◆ **SHORT PROBLEM**
Look through the data below. Show each line where the string "dedicated" occurs.
┌──
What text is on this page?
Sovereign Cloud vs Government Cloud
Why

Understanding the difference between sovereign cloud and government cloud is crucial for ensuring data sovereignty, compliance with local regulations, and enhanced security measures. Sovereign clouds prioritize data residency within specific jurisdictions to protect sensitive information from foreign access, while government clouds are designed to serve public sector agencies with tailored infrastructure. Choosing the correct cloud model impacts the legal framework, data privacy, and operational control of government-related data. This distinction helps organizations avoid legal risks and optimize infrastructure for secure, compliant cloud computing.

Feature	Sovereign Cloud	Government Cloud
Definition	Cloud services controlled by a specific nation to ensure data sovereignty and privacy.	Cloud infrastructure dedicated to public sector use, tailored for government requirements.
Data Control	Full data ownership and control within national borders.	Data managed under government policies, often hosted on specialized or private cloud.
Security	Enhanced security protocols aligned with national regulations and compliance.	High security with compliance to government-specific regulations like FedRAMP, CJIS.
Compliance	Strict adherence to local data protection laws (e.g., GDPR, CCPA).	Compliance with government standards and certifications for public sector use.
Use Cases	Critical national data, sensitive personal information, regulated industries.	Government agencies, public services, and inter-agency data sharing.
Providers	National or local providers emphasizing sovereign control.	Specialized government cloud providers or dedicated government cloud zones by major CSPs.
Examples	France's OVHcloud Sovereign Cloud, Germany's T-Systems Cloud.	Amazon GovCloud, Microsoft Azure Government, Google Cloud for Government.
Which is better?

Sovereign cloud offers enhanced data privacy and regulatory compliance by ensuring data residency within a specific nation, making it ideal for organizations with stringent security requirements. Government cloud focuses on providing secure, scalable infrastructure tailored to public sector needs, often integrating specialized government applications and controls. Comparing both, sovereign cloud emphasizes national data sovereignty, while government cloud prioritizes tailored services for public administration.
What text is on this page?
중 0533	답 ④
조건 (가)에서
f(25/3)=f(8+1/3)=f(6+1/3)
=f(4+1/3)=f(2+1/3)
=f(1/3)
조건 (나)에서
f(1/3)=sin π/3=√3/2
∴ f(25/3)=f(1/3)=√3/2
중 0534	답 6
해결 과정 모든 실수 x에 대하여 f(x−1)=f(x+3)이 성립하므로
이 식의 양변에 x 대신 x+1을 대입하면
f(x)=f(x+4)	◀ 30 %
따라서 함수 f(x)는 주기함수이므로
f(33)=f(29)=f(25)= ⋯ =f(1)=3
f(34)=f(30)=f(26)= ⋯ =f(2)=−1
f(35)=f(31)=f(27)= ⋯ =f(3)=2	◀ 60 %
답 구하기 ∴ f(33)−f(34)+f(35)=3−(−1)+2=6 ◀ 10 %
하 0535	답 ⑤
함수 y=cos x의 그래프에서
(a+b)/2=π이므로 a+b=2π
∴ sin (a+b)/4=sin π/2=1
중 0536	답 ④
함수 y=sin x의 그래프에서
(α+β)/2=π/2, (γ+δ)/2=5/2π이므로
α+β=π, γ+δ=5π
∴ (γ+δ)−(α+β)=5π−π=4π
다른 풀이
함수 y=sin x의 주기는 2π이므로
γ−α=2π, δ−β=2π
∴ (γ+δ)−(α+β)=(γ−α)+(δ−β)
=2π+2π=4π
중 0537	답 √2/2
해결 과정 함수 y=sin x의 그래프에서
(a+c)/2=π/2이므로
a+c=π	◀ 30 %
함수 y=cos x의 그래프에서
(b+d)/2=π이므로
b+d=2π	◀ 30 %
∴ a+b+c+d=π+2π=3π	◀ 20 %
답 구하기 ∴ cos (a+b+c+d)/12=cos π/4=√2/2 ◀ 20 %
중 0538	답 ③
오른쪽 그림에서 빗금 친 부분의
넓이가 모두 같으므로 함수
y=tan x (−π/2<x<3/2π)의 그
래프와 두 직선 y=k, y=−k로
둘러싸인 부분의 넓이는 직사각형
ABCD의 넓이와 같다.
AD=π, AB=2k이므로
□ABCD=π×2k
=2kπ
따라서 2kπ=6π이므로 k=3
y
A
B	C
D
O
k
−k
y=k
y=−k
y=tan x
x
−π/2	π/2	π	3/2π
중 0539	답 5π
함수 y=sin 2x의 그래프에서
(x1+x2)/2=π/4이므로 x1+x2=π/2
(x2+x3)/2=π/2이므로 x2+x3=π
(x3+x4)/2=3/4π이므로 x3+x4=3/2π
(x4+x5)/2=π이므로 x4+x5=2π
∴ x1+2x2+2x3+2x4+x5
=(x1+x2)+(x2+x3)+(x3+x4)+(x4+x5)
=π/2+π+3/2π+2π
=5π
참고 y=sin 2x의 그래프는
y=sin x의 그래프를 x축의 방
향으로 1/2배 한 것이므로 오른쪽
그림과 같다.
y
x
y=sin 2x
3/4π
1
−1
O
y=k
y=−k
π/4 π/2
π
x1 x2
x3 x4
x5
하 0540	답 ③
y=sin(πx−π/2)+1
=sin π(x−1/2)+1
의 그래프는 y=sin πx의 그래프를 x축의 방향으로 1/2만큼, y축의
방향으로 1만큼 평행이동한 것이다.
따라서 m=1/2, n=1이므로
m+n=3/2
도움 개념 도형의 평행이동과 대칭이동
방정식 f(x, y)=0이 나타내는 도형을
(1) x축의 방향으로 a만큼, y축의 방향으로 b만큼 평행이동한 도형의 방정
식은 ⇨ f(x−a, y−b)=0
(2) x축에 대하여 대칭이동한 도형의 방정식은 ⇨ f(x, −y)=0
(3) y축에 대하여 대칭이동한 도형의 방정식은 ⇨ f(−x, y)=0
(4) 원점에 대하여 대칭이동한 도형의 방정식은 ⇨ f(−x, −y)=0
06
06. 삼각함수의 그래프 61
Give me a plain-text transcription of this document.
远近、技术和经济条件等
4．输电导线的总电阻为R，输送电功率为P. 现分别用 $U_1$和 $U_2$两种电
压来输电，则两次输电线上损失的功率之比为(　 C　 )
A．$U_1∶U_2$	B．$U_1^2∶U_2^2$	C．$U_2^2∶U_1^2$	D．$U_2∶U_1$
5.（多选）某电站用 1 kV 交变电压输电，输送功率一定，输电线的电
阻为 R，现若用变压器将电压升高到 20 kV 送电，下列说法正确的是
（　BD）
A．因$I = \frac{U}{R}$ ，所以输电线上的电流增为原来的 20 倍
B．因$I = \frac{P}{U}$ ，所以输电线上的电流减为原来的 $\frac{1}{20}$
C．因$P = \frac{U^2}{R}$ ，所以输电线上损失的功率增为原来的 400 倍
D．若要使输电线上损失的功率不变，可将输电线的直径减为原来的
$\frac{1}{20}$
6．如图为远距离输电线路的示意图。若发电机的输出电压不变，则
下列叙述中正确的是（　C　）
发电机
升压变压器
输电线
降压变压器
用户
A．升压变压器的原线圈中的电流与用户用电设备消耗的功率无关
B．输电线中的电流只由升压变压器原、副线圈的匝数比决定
└──
◆ **PROBLEM SOLUTION**
Definition	Cloud services controlled by a specific nation to ensure data sovereignty and privacy.	Cloud infrastructure dedicated to public sector use, tailored for government requirements.
Providers	National or local providers emphasizing sovereign control.	Specialized government cloud providers or dedicated government cloud zones by major CSPs.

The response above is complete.